* **Extrait du document**:

Intervention de Dominique Gillot

Réunion du 9 décembre 2011 à 15h10
Exploitation numérique des livres indisponibles du xxe siècle — Adoption d'une proposition de loi en procédure accélérée modifiée

Photo de Dominique GillotDominique Gillot :

La proposition de loi part du constat que, à l’heure du développement numérique, sont disponibles, dans ce format, soit les œuvres littéraires publiées après le 1er janvier 2000, qui font l’objet d’un double contrat d’édition, papier et numérique ; soit des œuvres qui ne sont plus protégées par le droit d’auteur, publiées entre le XVe siècle et le début du XXe siècle. Un vide regrettable existe donc pour les œuvres du XXe siècle qui sont encore protégées par le droit d’auteur, mais pour lesquelles les contrats n’ont pas prévu d’exploitation numérique ; ce vide est d’autant plus regrettable que les œuvres en format papier sont souvent épuisées et que leur réédition n’est pas envisagée par les éditeurs, compte tenu du coût qu’elle représenterait au regard d’un intérêt commercial non exploité.

Les enjeux liés à la proposition de loi sont multiples.

La démocratisation culturelle est le premier de ces enjeux. La numérisation et l’exploitation des livres indisponibles, la mise à disposition de ces œuvres sur les réseaux numériques, élargissent au grand public un accès qui n’était jusqu’alors ouvert qu’aux chercheurs, pour des raisons légitimes de rareté et de fragilité des livres en question. La proposition de loi évite un risque de monopole qui, animé par une utilisation mercantile des livres numérisés, limiterait l’accès à certaines œuvres.

La préservation de notre patrimoine est le deuxième enjeu de ce texte. La numérisation des œuvres indisponibles sous droits, qu’elles soient orphelines ou non, reste encore un défi et l’archivage numérique de tout notre patrimoine littéraire reste un objectif difficile à atteindre, sans préjudice de la compétence légale de la Bibliothèque nationale de France. Là encore, on ne peut écarter le risque qu’une hiérarchisation invisible des œuvres par le marketing n’en impose une sélection non objective. Par exemple, chez Google, des livres apparaissent en tête des résultats de recherche en fonction de critères inconnus : la possibilité de biaiser la recherche et de faire disparaître certains titres représente bien un risque réel.

* **Données fournies**:
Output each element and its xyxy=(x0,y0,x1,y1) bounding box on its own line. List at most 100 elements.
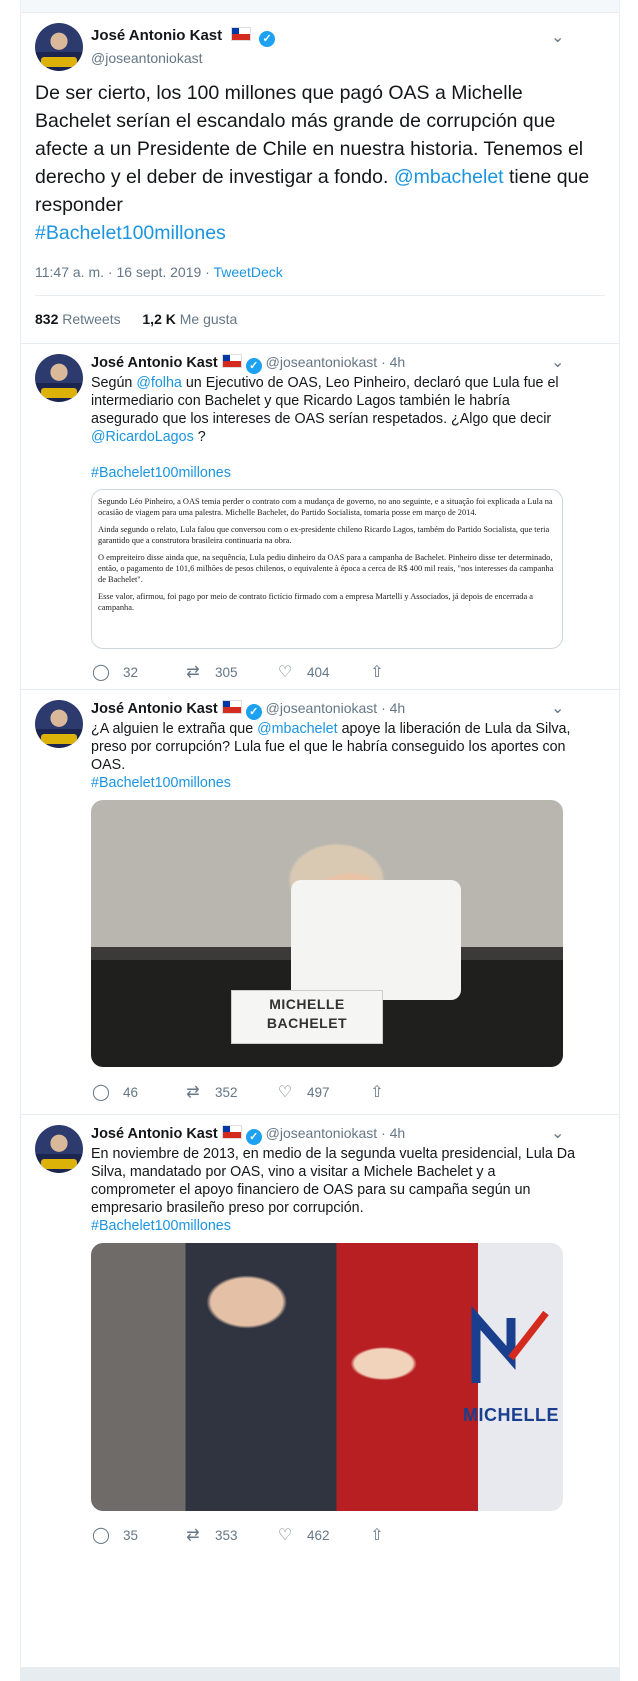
share-button[interactable]: ⇧ xyxy=(367,1082,459,1102)
retweet-button[interactable]: ⇄ 305 xyxy=(183,662,275,682)
tweet-item[interactable]: José Antonio Kast ✓ @joseantoniokast · 4h… xyxy=(21,690,619,1115)
tweet-age[interactable]: 4h xyxy=(390,354,406,370)
reply-count: 46 xyxy=(123,1084,139,1100)
retweet-button[interactable]: ⇄ 352 xyxy=(183,1082,275,1102)
quote-paragraph: Segundo Léo Pinheiro, a OAS temia perder… xyxy=(98,497,553,517)
tweet-header: José Antonio Kast ✓ @joseantoniokast · 4h xyxy=(91,1125,405,1145)
quote-paragraph: Ainda segundo o relato, Lula falou que c… xyxy=(98,525,550,545)
like-count: 462 xyxy=(307,1527,330,1543)
tweet-age[interactable]: 4h xyxy=(390,1125,406,1141)
like-count: 497 xyxy=(307,1084,330,1100)
hashtag-link[interactable]: #Bachelet100millones xyxy=(91,1218,231,1234)
tweet-text-part: En noviembre de 2013, en medio de la seg… xyxy=(91,1146,576,1216)
avatar[interactable] xyxy=(35,1125,83,1173)
reply-button[interactable]: ◯ 32 xyxy=(91,662,183,682)
reply-icon: ◯ xyxy=(92,1527,110,1544)
chevron-down-icon[interactable]: ⌄ xyxy=(551,352,564,372)
heart-icon: ♡ xyxy=(277,1527,293,1544)
tweet-item[interactable]: José Antonio Kast ✓ @joseantoniokast · 4h… xyxy=(21,1115,619,1668)
retweet-icon: ⇄ xyxy=(186,1527,200,1544)
chevron-down-icon[interactable]: ⌄ xyxy=(551,1123,564,1143)
avatar[interactable] xyxy=(35,354,83,402)
tshirt-shape xyxy=(291,880,461,1000)
like-button[interactable]: ♡ 462 xyxy=(275,1525,367,1545)
retweet-count: 352 xyxy=(215,1084,238,1100)
chile-flag-icon xyxy=(221,354,242,368)
share-icon: ⇧ xyxy=(370,1084,384,1101)
timestamp-text[interactable]: 11:47 a. m. · 16 sept. 2019 · xyxy=(35,264,213,280)
tweet-photo[interactable]: MICHELLE BACHELET xyxy=(91,800,563,1067)
likes-count[interactable]: 1,2 K xyxy=(142,311,175,327)
tweet-text: De ser cierto, los 100 millones que pagó… xyxy=(35,79,595,247)
author-name[interactable]: José Antonio Kast xyxy=(91,27,222,44)
heart-icon: ♡ xyxy=(277,1084,293,1101)
quoted-article-image[interactable]: Segundo Léo Pinheiro, a OAS temia perder… xyxy=(91,489,563,649)
author-handle[interactable]: @joseantoniokast xyxy=(266,700,378,716)
tweet-text-part: Según xyxy=(91,375,137,391)
avatar[interactable] xyxy=(35,700,83,748)
tweet-header: José Antonio Kast ✓ @joseantoniokast · 4h xyxy=(91,700,405,720)
share-icon: ⇧ xyxy=(370,1527,384,1544)
like-count: 404 xyxy=(307,664,330,680)
author-name[interactable]: José Antonio Kast xyxy=(91,355,218,371)
tweet-text: Según @folha un Ejecutivo de OAS, Leo Pi… xyxy=(91,374,581,482)
hashtag-link[interactable]: #Bachelet100millones xyxy=(35,222,226,244)
timestamp: 11:47 a. m. · 16 sept. 2019 · TweetDeck xyxy=(35,264,283,280)
verified-icon: ✓ xyxy=(245,1129,262,1145)
source-link[interactable]: TweetDeck xyxy=(213,264,282,280)
tweet-text-part: ¿A alguien le extraña que xyxy=(91,721,258,737)
verified-icon: ✓ xyxy=(245,704,262,720)
reply-button[interactable]: ◯ 35 xyxy=(91,1525,183,1545)
quote-paragraph: Esse valor, afirmou, foi pago por meio d… xyxy=(98,592,534,612)
author-block: José Antonio Kast ✓ @joseantoniokast xyxy=(91,27,276,66)
engagement-stats: 832 Retweets 1,2 K Me gusta xyxy=(35,311,237,327)
share-button[interactable]: ⇧ xyxy=(367,1525,459,1545)
reply-button[interactable]: ◯ 46 xyxy=(91,1082,183,1102)
reply-count: 32 xyxy=(123,664,139,680)
mention-link[interactable]: @mbachelet xyxy=(257,721,337,737)
main-tweet: José Antonio Kast ✓ @joseantoniokast ⌄ D… xyxy=(21,13,619,344)
tweet-actions: ◯ 46 ⇄ 352 ♡ 497 ⇧ xyxy=(91,1082,459,1102)
like-button[interactable]: ♡ 497 xyxy=(275,1082,367,1102)
mention-link[interactable]: @folha xyxy=(136,375,182,391)
author-handle[interactable]: @joseantoniokast xyxy=(91,50,275,66)
divider xyxy=(35,295,605,296)
retweet-button[interactable]: ⇄ 353 xyxy=(183,1525,275,1545)
author-name[interactable]: José Antonio Kast xyxy=(91,701,218,717)
tweet-actions: ◯ 35 ⇄ 353 ♡ 462 ⇧ xyxy=(91,1525,459,1545)
separator: · xyxy=(381,1125,386,1141)
verified-icon: ✓ xyxy=(259,31,276,47)
chevron-down-icon[interactable]: ⌄ xyxy=(551,27,564,47)
tweet-text: ¿A alguien le extraña que @mbachelet apo… xyxy=(91,720,581,792)
campaign-logo-mark xyxy=(471,1306,549,1383)
author-name[interactable]: José Antonio Kast xyxy=(91,1126,218,1142)
chile-flag-icon xyxy=(221,700,242,714)
retweets-count[interactable]: 832 xyxy=(35,311,58,327)
retweet-count: 353 xyxy=(215,1527,238,1543)
verified-icon: ✓ xyxy=(245,358,262,374)
retweet-icon: ⇄ xyxy=(186,1084,200,1101)
share-button[interactable]: ⇧ xyxy=(367,662,459,682)
mention-link[interactable]: @RicardoLagos xyxy=(91,429,194,445)
tweet-text-part: ? xyxy=(193,429,206,445)
mention-link[interactable]: @mbachelet xyxy=(394,166,504,188)
chevron-down-icon[interactable]: ⌄ xyxy=(551,698,564,718)
chile-flag-icon xyxy=(221,1125,242,1139)
retweets-label[interactable]: Retweets xyxy=(62,311,120,327)
author-handle[interactable]: @joseantoniokast xyxy=(266,354,378,370)
likes-label[interactable]: Me gusta xyxy=(180,311,238,327)
tweet-age[interactable]: 4h xyxy=(390,700,406,716)
like-button[interactable]: ♡ 404 xyxy=(275,662,367,682)
tweet-item[interactable]: José Antonio Kast ✓ @joseantoniokast · 4h… xyxy=(21,344,619,690)
retweet-count: 305 xyxy=(215,664,238,680)
heart-icon: ♡ xyxy=(277,664,293,681)
reply-icon: ◯ xyxy=(92,1084,110,1101)
hashtag-link[interactable]: #Bachelet100millones xyxy=(91,465,231,481)
tweet-photo[interactable]: MICHELLE xyxy=(91,1243,563,1511)
reply-count: 35 xyxy=(123,1527,139,1543)
hashtag-link[interactable]: #Bachelet100millones xyxy=(91,775,231,791)
avatar[interactable] xyxy=(35,23,83,71)
tweet-header: José Antonio Kast ✓ @joseantoniokast · 4h xyxy=(91,354,405,374)
author-handle[interactable]: @joseantoniokast xyxy=(266,1125,378,1141)
name-plaque: MICHELLE BACHELET xyxy=(231,990,383,1044)
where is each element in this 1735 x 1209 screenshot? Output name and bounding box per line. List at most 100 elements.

* **Détail consigne**:
D'après l'extrait sur les livres indisponibles du XXe siècle, quel est le premier enjeu de la proposition de loi ? La liste n'intervient pas dans ce travail.

* **Réponse attendue**:
Le premier enjeu est la démocratisation culturelle.